> GOAL: An exact copy of the records is required, minus the pictures they hold.

==== DATA ROWS ====

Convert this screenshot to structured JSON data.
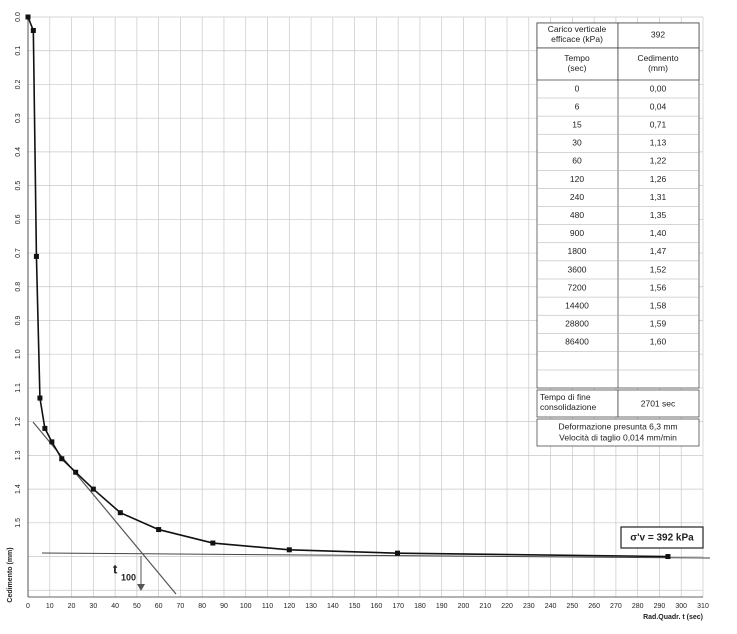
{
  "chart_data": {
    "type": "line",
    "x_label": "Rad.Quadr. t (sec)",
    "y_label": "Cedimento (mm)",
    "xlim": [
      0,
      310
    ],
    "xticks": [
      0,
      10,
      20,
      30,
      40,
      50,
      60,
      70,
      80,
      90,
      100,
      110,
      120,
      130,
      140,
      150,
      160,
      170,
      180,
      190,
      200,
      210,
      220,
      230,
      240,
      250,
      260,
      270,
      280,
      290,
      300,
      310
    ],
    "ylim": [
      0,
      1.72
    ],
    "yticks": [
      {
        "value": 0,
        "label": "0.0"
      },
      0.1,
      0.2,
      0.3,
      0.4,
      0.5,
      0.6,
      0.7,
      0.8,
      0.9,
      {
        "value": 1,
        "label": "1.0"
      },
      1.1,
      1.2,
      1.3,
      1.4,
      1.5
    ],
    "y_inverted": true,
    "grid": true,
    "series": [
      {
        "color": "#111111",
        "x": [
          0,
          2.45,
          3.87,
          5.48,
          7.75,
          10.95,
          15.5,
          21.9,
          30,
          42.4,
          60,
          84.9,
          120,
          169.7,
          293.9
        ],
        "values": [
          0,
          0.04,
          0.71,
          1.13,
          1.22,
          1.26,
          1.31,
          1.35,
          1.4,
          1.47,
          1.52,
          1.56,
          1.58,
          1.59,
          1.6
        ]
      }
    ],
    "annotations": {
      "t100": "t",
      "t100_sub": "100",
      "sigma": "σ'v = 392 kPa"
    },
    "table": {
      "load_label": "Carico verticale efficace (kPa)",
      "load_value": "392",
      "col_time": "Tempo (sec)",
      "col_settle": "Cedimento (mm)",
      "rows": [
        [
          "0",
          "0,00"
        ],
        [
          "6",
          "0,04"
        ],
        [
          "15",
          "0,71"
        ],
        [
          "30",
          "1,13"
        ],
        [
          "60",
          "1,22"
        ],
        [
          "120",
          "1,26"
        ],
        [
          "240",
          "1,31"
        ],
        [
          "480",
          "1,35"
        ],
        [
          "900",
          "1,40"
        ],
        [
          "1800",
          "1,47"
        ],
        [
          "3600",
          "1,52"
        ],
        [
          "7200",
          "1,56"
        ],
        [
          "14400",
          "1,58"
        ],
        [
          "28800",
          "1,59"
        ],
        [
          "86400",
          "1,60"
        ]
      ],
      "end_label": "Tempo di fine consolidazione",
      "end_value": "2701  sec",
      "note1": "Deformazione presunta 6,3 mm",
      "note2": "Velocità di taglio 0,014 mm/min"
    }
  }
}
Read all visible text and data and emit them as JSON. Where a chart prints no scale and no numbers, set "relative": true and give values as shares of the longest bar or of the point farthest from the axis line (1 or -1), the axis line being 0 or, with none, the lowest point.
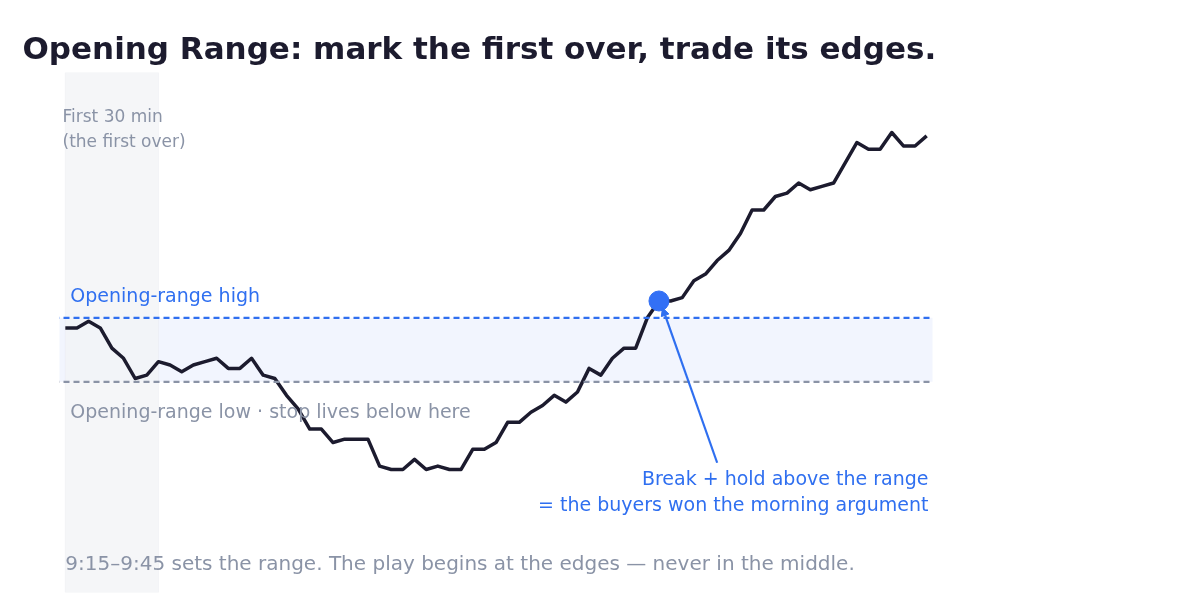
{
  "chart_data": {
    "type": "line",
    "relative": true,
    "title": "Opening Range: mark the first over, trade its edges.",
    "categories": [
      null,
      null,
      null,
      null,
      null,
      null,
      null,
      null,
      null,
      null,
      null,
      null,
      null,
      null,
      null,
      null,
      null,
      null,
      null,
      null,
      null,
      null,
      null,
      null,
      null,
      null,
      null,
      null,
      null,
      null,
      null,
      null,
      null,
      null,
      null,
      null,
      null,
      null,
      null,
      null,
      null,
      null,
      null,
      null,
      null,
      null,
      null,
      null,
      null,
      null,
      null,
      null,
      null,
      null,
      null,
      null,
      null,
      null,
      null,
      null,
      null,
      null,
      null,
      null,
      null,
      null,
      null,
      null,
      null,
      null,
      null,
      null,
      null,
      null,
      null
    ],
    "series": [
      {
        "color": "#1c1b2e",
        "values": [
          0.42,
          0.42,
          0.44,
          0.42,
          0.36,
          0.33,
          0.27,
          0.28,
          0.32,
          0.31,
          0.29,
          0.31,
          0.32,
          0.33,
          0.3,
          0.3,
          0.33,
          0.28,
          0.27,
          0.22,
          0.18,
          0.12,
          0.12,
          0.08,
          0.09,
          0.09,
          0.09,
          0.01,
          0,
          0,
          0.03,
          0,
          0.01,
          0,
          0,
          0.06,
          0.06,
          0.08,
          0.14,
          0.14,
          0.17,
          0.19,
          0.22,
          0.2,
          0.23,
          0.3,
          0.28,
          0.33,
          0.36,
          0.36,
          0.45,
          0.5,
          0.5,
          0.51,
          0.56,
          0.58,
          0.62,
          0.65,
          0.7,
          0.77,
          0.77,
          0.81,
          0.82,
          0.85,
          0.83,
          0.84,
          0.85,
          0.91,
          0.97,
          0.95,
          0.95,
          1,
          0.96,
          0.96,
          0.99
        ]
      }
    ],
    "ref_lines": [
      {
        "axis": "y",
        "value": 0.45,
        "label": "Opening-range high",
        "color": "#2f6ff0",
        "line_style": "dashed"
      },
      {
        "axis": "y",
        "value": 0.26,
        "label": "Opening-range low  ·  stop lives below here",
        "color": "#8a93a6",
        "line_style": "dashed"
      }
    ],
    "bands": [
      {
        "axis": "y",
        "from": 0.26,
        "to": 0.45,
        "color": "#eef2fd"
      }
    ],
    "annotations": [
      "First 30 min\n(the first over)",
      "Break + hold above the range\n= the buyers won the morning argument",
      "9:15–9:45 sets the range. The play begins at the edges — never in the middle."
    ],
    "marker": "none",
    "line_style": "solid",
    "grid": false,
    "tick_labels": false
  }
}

====

> CORRECT RESULT:
Convert this screenshot to structured JSON data.
{
  "chart_data": {
    "type": "line",
    "x_label": "Rad.Quadr. t (sec)",
    "y_label": "Cedimento (mm)",
    "xlim": [
      0,
      310
    ],
    "xticks": [
      0,
      10,
      20,
      30,
      40,
      50,
      60,
      70,
      80,
      90,
      100,
      110,
      120,
      130,
      140,
      150,
      160,
      170,
      180,
      190,
      200,
      210,
      220,
      230,
      240,
      250,
      260,
      270,
      280,
      290,
      300,
      310
    ],
    "ylim": [
      0,
      1.72
    ],
    "yticks": [
      {
        "value": 0,
        "label": "0.0"
      },
      0.1,
      0.2,
      0.3,
      0.4,
      0.5,
      0.6,
      0.7,
      0.8,
      0.9,
      {
        "value": 1,
        "label": "1.0"
      },
      1.1,
      1.2,
      1.3,
      1.4,
      1.5
    ],
    "y_inverted": true,
    "grid": true,
    "series": [
      {
        "color": "#111111",
        "x": [
          0,
          2.45,
          3.87,
          5.48,
          7.75,
          10.95,
          15.5,
          21.9,
          30,
          42.4,
          60,
          84.9,
          120,
          169.7,
          293.9
        ],
        "values": [
          0,
          0.04,
          0.71,
          1.13,
          1.22,
          1.26,
          1.31,
          1.35,
          1.4,
          1.47,
          1.52,
          1.56,
          1.58,
          1.59,
          1.6
        ]
      }
    ],
    "annotations": {
      "t100": "t",
      "t100_sub": "100",
      "sigma": "σ'v = 392 kPa"
    },
    "table": {
      "load_label": "Carico verticale efficace (kPa)",
      "load_value": "392",
      "col_time": "Tempo (sec)",
      "col_settle": "Cedimento (mm)",
      "rows": [
        [
          "0",
          "0,00"
        ],
        [
          "6",
          "0,04"
        ],
        [
          "15",
          "0,71"
        ],
        [
          "30",
          "1,13"
        ],
        [
          "60",
          "1,22"
        ],
        [
          "120",
          "1,26"
        ],
        [
          "240",
          "1,31"
        ],
        [
          "480",
          "1,35"
        ],
        [
          "900",
          "1,40"
        ],
        [
          "1800",
          "1,47"
        ],
        [
          "3600",
          "1,52"
        ],
        [
          "7200",
          "1,56"
        ],
        [
          "14400",
          "1,58"
        ],
        [
          "28800",
          "1,59"
        ],
        [
          "86400",
          "1,60"
        ]
      ],
      "end_label": "Tempo di fine consolidazione",
      "end_value": "2701  sec",
      "note1": "Deformazione presunta 6,3 mm",
      "note2": "Velocità di taglio 0,014 mm/min"
    }
  }
}
Read all visible text and data and emit them as JSON. Where a chart prints no scale and no numbers, set "relative": true and give values as shares of the longest bar or of the point farthest from the axis line (1 or -1), the axis line being 0 or, with none, the lowest point.
{
  "chart_data": {
    "type": "line",
    "relative": true,
    "title": "Opening Range: mark the first over, trade its edges.",
    "categories": [
      null,
      null,
      null,
      null,
      null,
      null,
      null,
      null,
      null,
      null,
      null,
      null,
      null,
      null,
      null,
      null,
      null,
      null,
      null,
      null,
      null,
      null,
      null,
      null,
      null,
      null,
      null,
      null,
      null,
      null,
      null,
      null,
      null,
      null,
      null,
      null,
      null,
      null,
      null,
      null,
      null,
      null,
      null,
      null,
      null,
      null,
      null,
      null,
      null,
      null,
      null,
      null,
      null,
      null,
      null,
      null,
      null,
      null,
      null,
      null,
      null,
      null,
      null,
      null,
      null,
      null,
      null,
      null,
      null,
      null,
      null,
      null,
      null,
      null,
      null
    ],
    "series": [
      {
        "color": "#1c1b2e",
        "values": [
          0.42,
          0.42,
          0.44,
          0.42,
          0.36,
          0.33,
          0.27,
          0.28,
          0.32,
          0.31,
          0.29,
          0.31,
          0.32,
          0.33,
          0.3,
          0.3,
          0.33,
          0.28,
          0.27,
          0.22,
          0.18,
          0.12,
          0.12,
          0.08,
          0.09,
          0.09,
          0.09,
          0.01,
          0,
          0,
          0.03,
          0,
          0.01,
          0,
          0,
          0.06,
          0.06,
          0.08,
          0.14,
          0.14,
          0.17,
          0.19,
          0.22,
          0.2,
          0.23,
          0.3,
          0.28,
          0.33,
          0.36,
          0.36,
          0.45,
          0.5,
          0.5,
          0.51,
          0.56,
          0.58,
          0.62,
          0.65,
          0.7,
          0.77,
          0.77,
          0.81,
          0.82,
          0.85,
          0.83,
          0.84,
          0.85,
          0.91,
          0.97,
          0.95,
          0.95,
          1,
          0.96,
          0.96,
          0.99
        ]
      }
    ],
    "ref_lines": [
      {
        "axis": "y",
        "value": 0.45,
        "label": "Opening-range high",
        "color": "#2f6ff0",
        "line_style": "dashed"
      },
      {
        "axis": "y",
        "value": 0.26,
        "label": "Opening-range low  ·  stop lives below here",
        "color": "#8a93a6",
        "line_style": "dashed"
      }
    ],
    "bands": [
      {
        "axis": "y",
        "from": 0.26,
        "to": 0.45,
        "color": "#eef2fd"
      }
    ],
    "annotations": [
      "First 30 min\n(the first over)",
      "Break + hold above the range\n= the buyers won the morning argument",
      "9:15–9:45 sets the range. The play begins at the edges — never in the middle."
    ],
    "marker": "none",
    "line_style": "solid",
    "grid": false,
    "tick_labels": false
  }
}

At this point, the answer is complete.